* **TASK REQUIREMENTS**: Return all of the entries exactly, with nothing added or left out.
***** RECORDS FOR THIS EXERCISE *****
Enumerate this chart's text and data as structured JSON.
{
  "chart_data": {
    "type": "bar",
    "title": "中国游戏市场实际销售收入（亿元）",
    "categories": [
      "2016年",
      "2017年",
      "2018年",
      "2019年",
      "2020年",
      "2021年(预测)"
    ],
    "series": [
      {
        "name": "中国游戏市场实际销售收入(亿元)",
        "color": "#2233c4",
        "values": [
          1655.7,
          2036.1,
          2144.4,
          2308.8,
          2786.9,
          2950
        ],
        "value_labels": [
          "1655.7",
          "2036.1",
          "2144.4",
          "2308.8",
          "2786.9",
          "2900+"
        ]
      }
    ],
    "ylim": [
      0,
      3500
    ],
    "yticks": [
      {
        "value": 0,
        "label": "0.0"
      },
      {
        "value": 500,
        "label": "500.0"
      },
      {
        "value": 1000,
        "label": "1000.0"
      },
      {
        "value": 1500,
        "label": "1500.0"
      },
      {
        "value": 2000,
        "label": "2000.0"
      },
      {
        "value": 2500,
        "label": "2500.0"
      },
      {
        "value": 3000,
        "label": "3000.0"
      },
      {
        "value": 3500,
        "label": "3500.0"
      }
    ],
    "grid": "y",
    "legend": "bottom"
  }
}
*****
* **FULL RESPONSE**:
Enumerate this chart's text and data as structured JSON.
{
  "chart_data": {
    "type": "bar",
    "title": "中国游戏市场实际销售收入（亿元）",
    "categories": [
      "2016年",
      "2017年",
      "2018年",
      "2019年",
      "2020年",
      "2021年(预测)"
    ],
    "series": [
      {
        "name": "中国游戏市场实际销售收入(亿元)",
        "color": "#2233c4",
        "values": [
          1655.7,
          2036.1,
          2144.4,
          2308.8,
          2786.9,
          2950
        ],
        "value_labels": [
          "1655.7",
          "2036.1",
          "2144.4",
          "2308.8",
          "2786.9",
          "2900+"
        ]
      }
    ],
    "ylim": [
      0,
      3500
    ],
    "yticks": [
      {
        "value": 0,
        "label": "0.0"
      },
      {
        "value": 500,
        "label": "500.0"
      },
      {
        "value": 1000,
        "label": "1000.0"
      },
      {
        "value": 1500,
        "label": "1500.0"
      },
      {
        "value": 2000,
        "label": "2000.0"
      },
      {
        "value": 2500,
        "label": "2500.0"
      },
      {
        "value": 3000,
        "label": "3000.0"
      },
      {
        "value": 3500,
        "label": "3500.0"
      }
    ],
    "grid": "y",
    "legend": "bottom"
  }
}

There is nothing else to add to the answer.